## What to produce
From the entries below, report how many lines contain the string "working". Give only that number.
start Material for this exercise
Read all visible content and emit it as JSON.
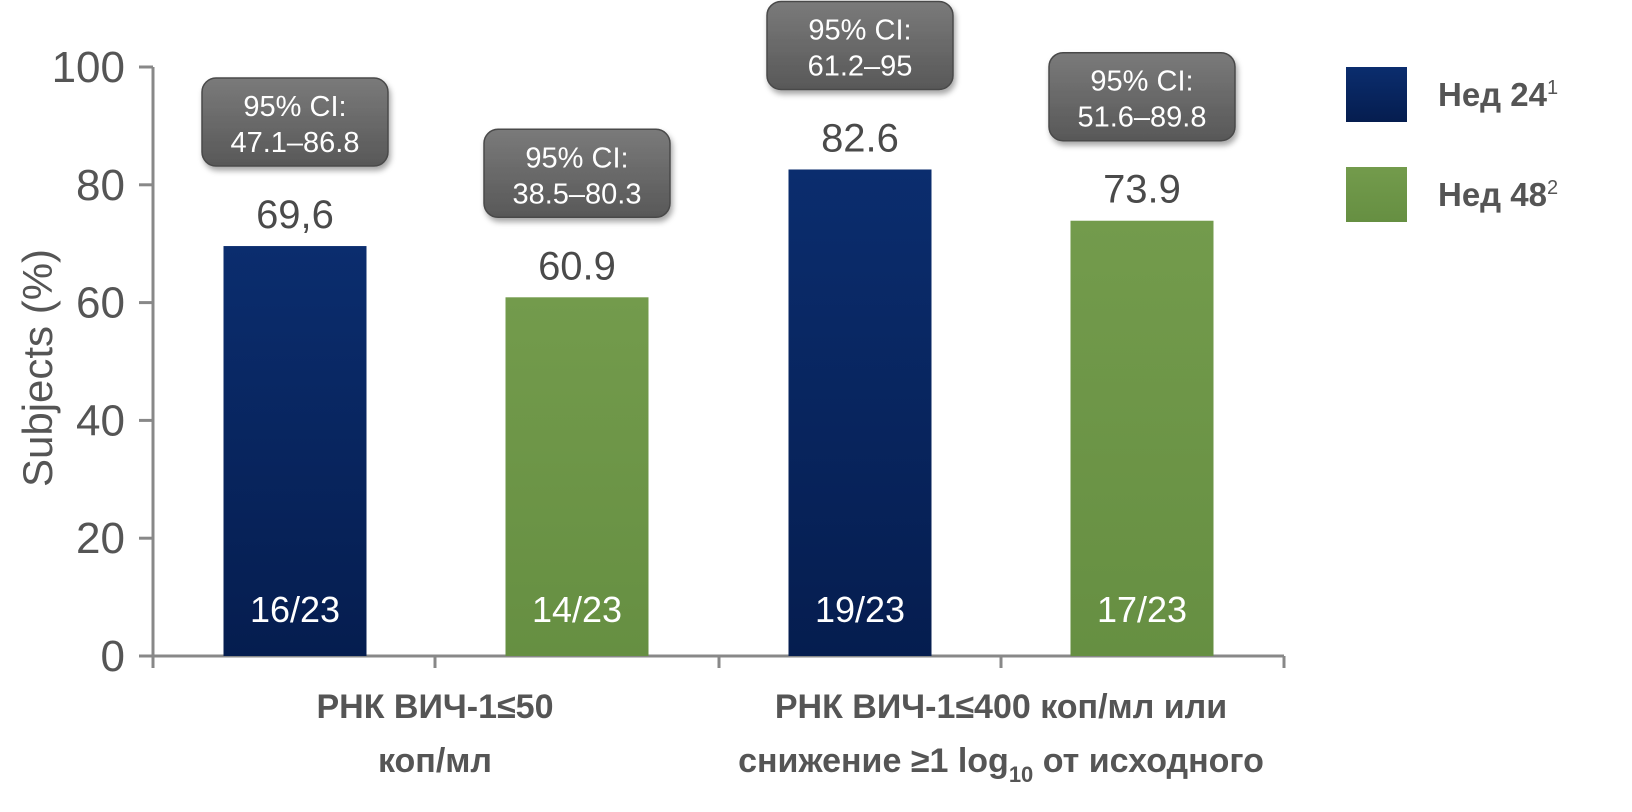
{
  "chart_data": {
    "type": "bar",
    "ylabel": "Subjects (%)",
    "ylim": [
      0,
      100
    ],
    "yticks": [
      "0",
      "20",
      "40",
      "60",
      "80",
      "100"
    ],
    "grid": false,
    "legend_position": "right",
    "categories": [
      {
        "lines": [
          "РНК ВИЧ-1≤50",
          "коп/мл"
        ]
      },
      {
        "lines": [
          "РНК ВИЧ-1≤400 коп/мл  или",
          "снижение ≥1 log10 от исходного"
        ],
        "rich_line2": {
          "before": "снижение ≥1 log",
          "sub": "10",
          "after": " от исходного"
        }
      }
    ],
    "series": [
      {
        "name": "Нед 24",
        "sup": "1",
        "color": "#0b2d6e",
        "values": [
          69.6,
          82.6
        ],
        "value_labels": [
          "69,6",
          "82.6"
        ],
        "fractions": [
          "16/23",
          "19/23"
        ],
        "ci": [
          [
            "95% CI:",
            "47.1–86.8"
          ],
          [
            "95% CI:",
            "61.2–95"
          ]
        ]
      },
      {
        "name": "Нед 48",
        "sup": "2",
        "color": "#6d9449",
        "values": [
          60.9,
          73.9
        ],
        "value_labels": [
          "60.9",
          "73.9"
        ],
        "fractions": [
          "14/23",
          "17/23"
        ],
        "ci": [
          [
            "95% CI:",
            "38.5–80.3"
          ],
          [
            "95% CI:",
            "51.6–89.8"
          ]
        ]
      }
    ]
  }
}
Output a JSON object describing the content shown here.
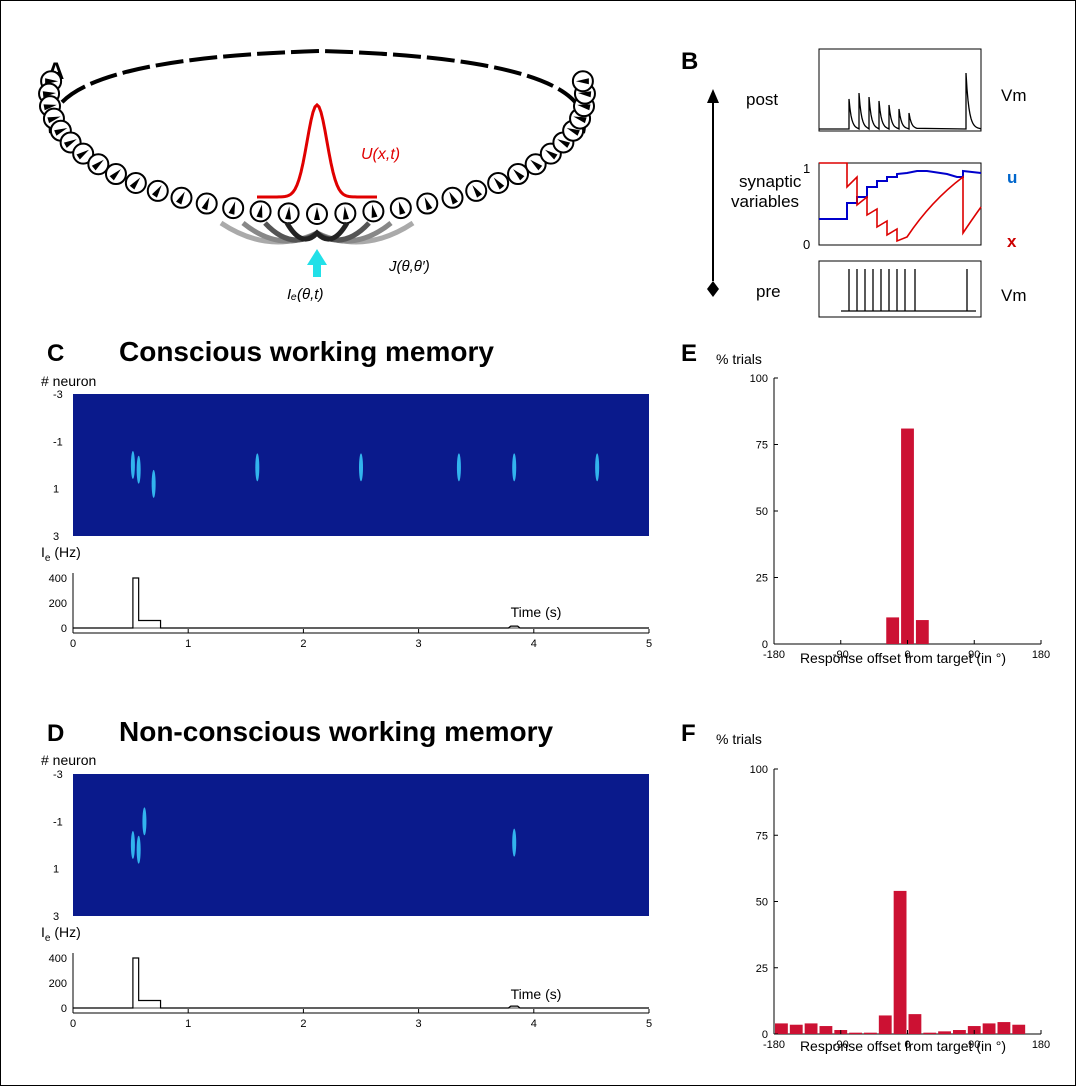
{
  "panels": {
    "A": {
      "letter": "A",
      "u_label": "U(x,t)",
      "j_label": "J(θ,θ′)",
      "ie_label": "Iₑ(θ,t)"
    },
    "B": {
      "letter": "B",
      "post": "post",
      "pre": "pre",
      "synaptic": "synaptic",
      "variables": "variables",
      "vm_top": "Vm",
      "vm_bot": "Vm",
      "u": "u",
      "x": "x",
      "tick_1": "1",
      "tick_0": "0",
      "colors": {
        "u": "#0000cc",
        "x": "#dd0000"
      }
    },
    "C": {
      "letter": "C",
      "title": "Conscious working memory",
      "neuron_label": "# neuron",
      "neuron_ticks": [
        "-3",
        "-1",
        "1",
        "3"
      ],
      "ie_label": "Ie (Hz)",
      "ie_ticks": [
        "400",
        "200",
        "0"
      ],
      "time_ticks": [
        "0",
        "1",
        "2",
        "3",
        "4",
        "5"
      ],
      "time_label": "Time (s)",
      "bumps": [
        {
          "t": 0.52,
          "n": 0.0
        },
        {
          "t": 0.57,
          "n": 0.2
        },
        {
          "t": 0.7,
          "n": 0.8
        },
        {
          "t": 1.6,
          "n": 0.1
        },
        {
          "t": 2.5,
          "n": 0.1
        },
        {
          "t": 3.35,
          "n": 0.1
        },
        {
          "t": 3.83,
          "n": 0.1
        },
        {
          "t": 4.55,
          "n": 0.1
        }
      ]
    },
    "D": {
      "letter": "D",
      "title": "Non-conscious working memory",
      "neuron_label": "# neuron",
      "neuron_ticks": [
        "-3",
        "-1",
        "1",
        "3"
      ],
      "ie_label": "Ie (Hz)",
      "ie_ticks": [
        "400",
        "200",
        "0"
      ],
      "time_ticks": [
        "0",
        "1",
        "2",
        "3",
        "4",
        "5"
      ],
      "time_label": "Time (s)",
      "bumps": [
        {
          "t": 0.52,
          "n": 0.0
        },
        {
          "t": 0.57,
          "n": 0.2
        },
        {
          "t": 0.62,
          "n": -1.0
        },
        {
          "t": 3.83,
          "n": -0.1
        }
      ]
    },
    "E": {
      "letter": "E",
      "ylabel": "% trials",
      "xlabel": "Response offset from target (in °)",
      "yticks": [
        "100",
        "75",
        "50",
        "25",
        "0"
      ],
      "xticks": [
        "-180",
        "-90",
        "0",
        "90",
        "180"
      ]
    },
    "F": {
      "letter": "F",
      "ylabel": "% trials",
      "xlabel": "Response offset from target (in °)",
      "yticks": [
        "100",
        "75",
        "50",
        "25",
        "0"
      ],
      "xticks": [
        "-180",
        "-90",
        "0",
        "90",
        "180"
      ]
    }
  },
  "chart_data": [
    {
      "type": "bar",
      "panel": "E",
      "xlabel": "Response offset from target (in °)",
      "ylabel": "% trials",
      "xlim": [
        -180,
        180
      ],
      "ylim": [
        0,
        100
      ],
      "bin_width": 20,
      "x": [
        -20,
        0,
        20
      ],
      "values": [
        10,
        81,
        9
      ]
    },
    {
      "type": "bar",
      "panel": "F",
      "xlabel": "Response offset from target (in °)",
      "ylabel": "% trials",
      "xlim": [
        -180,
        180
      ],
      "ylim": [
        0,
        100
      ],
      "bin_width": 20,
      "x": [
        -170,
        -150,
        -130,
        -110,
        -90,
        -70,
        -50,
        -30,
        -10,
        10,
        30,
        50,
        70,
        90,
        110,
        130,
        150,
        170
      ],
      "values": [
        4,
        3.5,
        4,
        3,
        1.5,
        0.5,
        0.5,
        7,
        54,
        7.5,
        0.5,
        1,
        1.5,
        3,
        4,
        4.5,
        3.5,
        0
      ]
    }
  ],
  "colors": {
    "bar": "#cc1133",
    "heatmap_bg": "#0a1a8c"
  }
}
end Material for this exercise
## Exercise result
2